EXERCÍCIO BREVE A —
Responda às perguntas abaixo com base no texto sobre a oralidade da poesia, marcando cada resposta como (i), (ii) e (iii):
(i) Segundo o texto, a poesia nasceu do quê, e não do intelecto?
(ii) Com que tipo de caracteres o primeiro poema escrito provavelmente foi registrado, e sobre que material?
(iii) Quando surgiu a necessidade de escrever os poemas, o que havia acontecido com as populações e as sociedades?

──────── TEXTO DE LEITURA ────────

Os tratados de versificação, com suas complicadas regras de métrica, acentuação, prosódia, ritmo e outros efeitos, foram um inestimável instrumento e um permanente pesadelo dos poetas de outras eras. Ensinar a um leigo como se cria um verso ritmado é uma tarefa tão cansativa quanto ensinar um adulto a ler. Por que motivo tantos poetas, na hora da escrita, preferem contar as sílabas métricas batendo com o pé no chão ou, como dizia Dimas Batista, “contando nos dedos pra metrificar”? Porque sabem instintivamente que a poesia é feita com o corpo, nasceu do corpo, e não do intelecto. A versificação é uma intelectualização de um processo rítmico que o corpo sempre executou sem ter que recorrer a raciocínios. Foi a poesia escrita que intelectualizou esse processo e o distanciou do corpo.

A poesia é oral. Nasceu sendo falada ou cantada. Quando alguém criou o primeiro poema escrito da história da Humanidade, provavelmente o fez escrevendo com caracteres cuneiformes em tabuinhas de argila, na antiga Suméria ou na Babilônia. Foi um momento histórico: o primeiro poema que, sem ser dito em voz alta por ninguém, foi criado diretamente através de sinais gráficos que exprimiam sons. Porque até então, durante muitos milhares (talvez dezenas de milhares de anos) os poemas longos e complexos de todas as culturas que existiam haviam sido criados oralmente, em sociedades onde não existia alfabeto. As pessoas pensavam os versos, diziam-nos em voz alta, outras pessoas escutavam, repetiam, decoravam, e os poemas eram passados adiante, ao longo dos anos e dos séculos, sem que houvesse necessidade de uma versão escrita. Quando esta necessidade surgiu, porque as populações cresceram, e as sociedades tornaram-se muito complexas, os poemas passaram a ser escritos.

────────

EXERCÍCIO BREVE B — Transforme as linhas dos registros em uma tabela Markdown com as colunas "Nº" e "Linha", omitindo as linhas em branco.

──────── MATERIAL DO EXERCÍCIO ────────

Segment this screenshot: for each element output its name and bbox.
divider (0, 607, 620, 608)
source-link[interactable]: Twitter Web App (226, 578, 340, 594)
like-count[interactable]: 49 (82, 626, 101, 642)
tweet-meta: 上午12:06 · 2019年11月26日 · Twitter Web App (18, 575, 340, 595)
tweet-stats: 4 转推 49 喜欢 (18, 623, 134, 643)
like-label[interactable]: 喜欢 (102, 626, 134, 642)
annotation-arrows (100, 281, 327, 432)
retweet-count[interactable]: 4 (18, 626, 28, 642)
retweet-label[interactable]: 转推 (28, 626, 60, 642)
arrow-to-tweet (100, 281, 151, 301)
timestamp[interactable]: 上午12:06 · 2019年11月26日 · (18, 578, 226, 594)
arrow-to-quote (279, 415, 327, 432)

────────

RESULTADO A —
(i) Do corpo.
(ii) Com caracteres cuneiformes, em tabuinhas de argila.
(iii) As populações cresceram e as sociedades tornaram-se muito complexas.

RESULTADO B —
| Nº | Linha |
|---|---|
| 1 | Segment this screenshot: for each element output its name and bbox. |
| 2 | divider (0, 607, 620, 608) |
| 3 | source-link[interactable]: Twitter Web App (226, 578, 340, 594) |
| 4 | like-count[interactable]: 49 (82, 626, 101, 642) |
| 5 | tweet-meta: 上午12:06 · 2019年11月26日 · Twitter Web App (18, 575, 340, 595) |
| 6 | tweet-stats: 4 转推 49 喜欢 (18, 623, 134, 643) |
| 7 | like-label[interactable]: 喜欢 (102, 626, 134, 642) |
| 8 | annotation-arrows (100, 281, 327, 432) |
| 9 | retweet-count[interactable]: 4 (18, 626, 28, 642) |
| 10 | retweet-label[interactable]: 转推 (28, 626, 60, 642) |
| 11 | arrow-to-tweet (100, 281, 151, 301) |
| 12 | timestamp[interactable]: 上午12:06 · 2019年11月26日 · (18, 578, 226, 594) |
| 13 | arrow-to-quote (279, 415, 327, 432) |